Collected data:
· · · ·

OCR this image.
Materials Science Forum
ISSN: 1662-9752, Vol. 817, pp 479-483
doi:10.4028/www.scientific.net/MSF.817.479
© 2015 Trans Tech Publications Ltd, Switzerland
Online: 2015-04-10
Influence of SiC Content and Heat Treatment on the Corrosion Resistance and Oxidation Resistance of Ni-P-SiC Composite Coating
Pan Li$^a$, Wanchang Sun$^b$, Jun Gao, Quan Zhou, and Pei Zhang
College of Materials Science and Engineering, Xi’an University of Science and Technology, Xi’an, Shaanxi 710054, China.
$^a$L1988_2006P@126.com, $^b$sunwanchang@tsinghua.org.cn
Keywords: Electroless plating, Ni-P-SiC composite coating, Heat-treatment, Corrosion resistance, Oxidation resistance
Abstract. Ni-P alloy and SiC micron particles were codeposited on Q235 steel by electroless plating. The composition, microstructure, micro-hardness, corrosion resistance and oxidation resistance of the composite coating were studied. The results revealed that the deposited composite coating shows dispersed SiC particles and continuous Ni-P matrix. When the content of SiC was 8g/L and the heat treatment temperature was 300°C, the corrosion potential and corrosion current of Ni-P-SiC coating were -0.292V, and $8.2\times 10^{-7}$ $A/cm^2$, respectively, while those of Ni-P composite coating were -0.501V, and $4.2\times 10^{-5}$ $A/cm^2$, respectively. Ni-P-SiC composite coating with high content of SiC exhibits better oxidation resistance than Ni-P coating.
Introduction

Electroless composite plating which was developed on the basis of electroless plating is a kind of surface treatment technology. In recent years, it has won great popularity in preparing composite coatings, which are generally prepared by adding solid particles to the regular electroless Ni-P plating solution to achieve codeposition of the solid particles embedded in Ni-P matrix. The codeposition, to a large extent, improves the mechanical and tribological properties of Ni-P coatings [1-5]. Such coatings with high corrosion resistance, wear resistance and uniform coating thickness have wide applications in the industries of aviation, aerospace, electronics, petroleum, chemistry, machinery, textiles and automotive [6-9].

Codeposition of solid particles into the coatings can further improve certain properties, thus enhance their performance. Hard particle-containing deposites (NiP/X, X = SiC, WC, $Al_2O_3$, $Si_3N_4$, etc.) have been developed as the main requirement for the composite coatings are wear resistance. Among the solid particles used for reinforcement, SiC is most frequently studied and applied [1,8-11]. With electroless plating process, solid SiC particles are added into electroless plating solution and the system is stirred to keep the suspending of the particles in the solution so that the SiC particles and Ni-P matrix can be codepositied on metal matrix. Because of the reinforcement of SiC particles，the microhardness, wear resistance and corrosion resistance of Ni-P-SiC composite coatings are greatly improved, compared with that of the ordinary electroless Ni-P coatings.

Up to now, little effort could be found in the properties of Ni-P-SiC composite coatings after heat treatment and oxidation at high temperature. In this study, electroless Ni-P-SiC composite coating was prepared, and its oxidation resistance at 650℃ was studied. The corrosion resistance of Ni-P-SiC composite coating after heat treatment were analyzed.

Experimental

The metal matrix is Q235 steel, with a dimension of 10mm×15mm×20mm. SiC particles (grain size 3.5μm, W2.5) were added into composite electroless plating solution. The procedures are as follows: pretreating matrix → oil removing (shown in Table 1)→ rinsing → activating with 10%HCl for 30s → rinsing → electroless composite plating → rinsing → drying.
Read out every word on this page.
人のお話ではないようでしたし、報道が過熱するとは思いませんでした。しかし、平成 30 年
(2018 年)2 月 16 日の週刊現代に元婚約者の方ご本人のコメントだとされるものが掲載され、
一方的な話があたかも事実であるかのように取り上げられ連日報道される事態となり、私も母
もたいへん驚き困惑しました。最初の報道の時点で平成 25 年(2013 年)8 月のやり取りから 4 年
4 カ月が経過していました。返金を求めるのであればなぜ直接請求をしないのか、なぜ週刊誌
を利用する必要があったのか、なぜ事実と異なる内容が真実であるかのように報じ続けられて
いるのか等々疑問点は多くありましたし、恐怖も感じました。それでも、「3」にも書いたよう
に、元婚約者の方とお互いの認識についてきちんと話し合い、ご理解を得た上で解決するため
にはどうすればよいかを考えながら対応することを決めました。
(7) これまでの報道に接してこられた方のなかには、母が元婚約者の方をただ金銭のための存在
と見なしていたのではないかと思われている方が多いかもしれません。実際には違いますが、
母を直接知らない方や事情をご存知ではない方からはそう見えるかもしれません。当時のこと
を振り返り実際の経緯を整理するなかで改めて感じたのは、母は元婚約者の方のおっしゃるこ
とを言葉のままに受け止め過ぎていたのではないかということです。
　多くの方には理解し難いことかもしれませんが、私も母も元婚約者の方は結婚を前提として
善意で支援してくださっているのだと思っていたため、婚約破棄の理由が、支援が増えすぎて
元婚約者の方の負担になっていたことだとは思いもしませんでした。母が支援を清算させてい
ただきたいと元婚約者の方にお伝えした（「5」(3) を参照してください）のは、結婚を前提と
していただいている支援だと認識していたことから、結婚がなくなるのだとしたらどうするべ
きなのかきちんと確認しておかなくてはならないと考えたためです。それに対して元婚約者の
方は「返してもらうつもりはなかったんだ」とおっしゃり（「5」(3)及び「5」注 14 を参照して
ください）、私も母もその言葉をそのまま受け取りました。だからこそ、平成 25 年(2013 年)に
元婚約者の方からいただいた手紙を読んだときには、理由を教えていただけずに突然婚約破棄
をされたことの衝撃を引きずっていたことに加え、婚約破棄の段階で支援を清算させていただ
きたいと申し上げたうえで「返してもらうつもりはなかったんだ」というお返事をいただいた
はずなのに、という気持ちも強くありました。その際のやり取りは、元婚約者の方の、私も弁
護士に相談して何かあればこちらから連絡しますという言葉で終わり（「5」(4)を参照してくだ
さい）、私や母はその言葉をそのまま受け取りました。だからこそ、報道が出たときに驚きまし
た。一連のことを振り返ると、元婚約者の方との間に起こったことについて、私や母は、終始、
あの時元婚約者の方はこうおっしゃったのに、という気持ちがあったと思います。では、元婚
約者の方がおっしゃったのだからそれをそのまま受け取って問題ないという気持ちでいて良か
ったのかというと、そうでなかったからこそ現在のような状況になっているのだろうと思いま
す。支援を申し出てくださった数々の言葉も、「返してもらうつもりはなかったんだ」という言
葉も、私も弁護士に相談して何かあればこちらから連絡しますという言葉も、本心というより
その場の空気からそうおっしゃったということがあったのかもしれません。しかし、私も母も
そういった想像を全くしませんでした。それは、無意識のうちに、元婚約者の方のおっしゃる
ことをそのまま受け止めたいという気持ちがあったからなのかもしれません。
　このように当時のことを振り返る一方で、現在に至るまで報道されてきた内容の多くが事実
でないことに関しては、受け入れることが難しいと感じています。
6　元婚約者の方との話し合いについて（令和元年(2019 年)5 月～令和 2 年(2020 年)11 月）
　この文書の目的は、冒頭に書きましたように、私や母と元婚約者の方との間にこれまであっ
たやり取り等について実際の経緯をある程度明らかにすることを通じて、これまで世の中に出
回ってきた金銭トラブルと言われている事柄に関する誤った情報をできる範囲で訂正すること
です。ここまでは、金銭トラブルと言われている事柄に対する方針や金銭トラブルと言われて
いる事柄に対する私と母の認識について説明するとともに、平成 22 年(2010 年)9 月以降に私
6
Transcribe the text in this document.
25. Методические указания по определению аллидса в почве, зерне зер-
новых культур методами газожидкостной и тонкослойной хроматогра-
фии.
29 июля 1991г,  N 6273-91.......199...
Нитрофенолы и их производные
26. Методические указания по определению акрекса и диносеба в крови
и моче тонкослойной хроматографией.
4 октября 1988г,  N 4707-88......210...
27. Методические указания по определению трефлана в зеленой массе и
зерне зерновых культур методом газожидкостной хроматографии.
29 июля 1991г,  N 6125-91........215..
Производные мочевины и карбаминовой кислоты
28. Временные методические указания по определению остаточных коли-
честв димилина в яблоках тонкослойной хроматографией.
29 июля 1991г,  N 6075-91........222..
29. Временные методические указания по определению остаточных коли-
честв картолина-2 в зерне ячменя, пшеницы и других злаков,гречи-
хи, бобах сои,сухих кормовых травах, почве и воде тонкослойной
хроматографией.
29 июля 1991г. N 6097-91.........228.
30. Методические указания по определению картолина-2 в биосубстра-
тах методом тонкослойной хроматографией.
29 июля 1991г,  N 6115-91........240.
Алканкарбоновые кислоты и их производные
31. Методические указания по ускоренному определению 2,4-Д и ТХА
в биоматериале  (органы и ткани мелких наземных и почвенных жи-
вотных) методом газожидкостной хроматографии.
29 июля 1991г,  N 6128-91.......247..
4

· · · ·

Reproduce each line of the material containing the word "остаточных".

28. Временные методические указания по определению остаточных коли-
29. Временные методические указания по определению остаточных коли-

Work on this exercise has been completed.